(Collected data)
* begin *
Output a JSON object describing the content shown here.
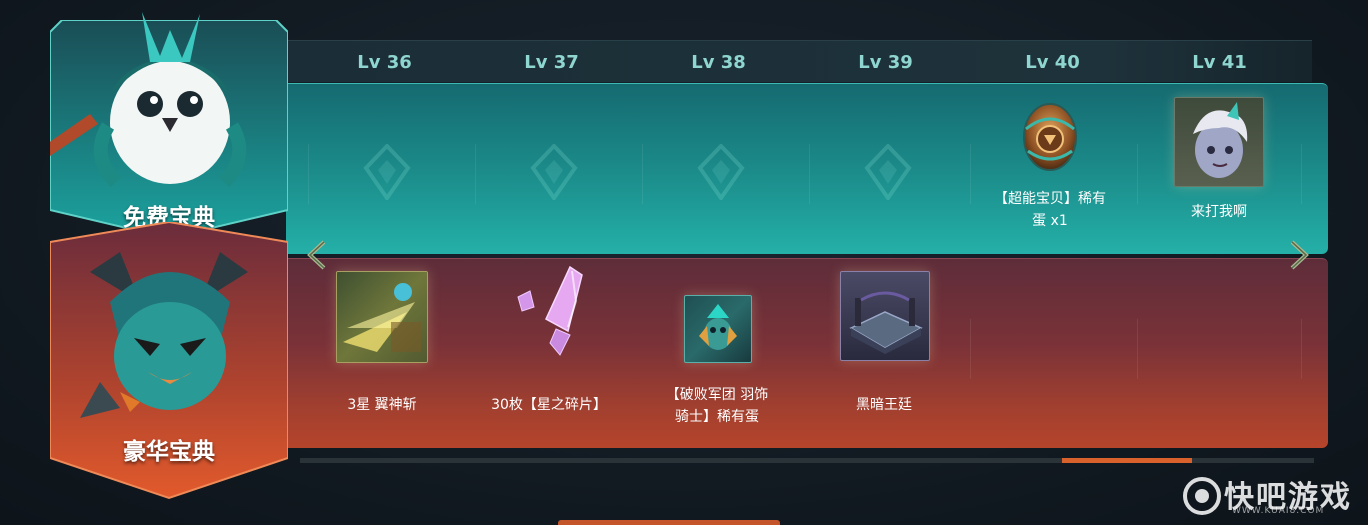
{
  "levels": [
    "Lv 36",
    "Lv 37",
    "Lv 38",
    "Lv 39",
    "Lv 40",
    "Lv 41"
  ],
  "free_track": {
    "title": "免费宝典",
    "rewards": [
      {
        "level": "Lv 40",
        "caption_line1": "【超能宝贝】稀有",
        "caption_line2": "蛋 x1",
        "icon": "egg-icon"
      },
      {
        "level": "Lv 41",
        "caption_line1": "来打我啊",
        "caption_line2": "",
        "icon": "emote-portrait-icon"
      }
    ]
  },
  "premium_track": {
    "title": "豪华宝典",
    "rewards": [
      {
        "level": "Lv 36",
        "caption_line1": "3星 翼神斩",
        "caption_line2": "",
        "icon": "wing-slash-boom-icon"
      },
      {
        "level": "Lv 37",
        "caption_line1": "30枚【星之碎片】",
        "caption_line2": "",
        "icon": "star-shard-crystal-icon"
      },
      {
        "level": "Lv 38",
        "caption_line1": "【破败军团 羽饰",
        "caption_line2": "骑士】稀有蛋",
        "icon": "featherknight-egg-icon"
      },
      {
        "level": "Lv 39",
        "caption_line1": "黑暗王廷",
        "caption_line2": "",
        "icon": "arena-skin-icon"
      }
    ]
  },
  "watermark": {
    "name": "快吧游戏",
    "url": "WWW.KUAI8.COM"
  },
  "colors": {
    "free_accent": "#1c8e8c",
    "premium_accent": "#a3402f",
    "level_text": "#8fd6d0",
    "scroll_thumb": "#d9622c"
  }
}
* end *
▸ AIM OF THE EXERCISE:
Transcribe the records above verbatim. Do not carry over any picture.

▸ FINISHED TASK:
Output a JSON object describing the content shown here.
{
  "levels": [
    "Lv 36",
    "Lv 37",
    "Lv 38",
    "Lv 39",
    "Lv 40",
    "Lv 41"
  ],
  "free_track": {
    "title": "免费宝典",
    "rewards": [
      {
        "level": "Lv 40",
        "caption_line1": "【超能宝贝】稀有",
        "caption_line2": "蛋 x1",
        "icon": "egg-icon"
      },
      {
        "level": "Lv 41",
        "caption_line1": "来打我啊",
        "caption_line2": "",
        "icon": "emote-portrait-icon"
      }
    ]
  },
  "premium_track": {
    "title": "豪华宝典",
    "rewards": [
      {
        "level": "Lv 36",
        "caption_line1": "3星 翼神斩",
        "caption_line2": "",
        "icon": "wing-slash-boom-icon"
      },
      {
        "level": "Lv 37",
        "caption_line1": "30枚【星之碎片】",
        "caption_line2": "",
        "icon": "star-shard-crystal-icon"
      },
      {
        "level": "Lv 38",
        "caption_line1": "【破败军团 羽饰",
        "caption_line2": "骑士】稀有蛋",
        "icon": "featherknight-egg-icon"
      },
      {
        "level": "Lv 39",
        "caption_line1": "黑暗王廷",
        "caption_line2": "",
        "icon": "arena-skin-icon"
      }
    ]
  },
  "watermark": {
    "name": "快吧游戏",
    "url": "WWW.KUAI8.COM"
  },
  "colors": {
    "free_accent": "#1c8e8c",
    "premium_accent": "#a3402f",
    "level_text": "#8fd6d0",
    "scroll_thumb": "#d9622c"
  }
}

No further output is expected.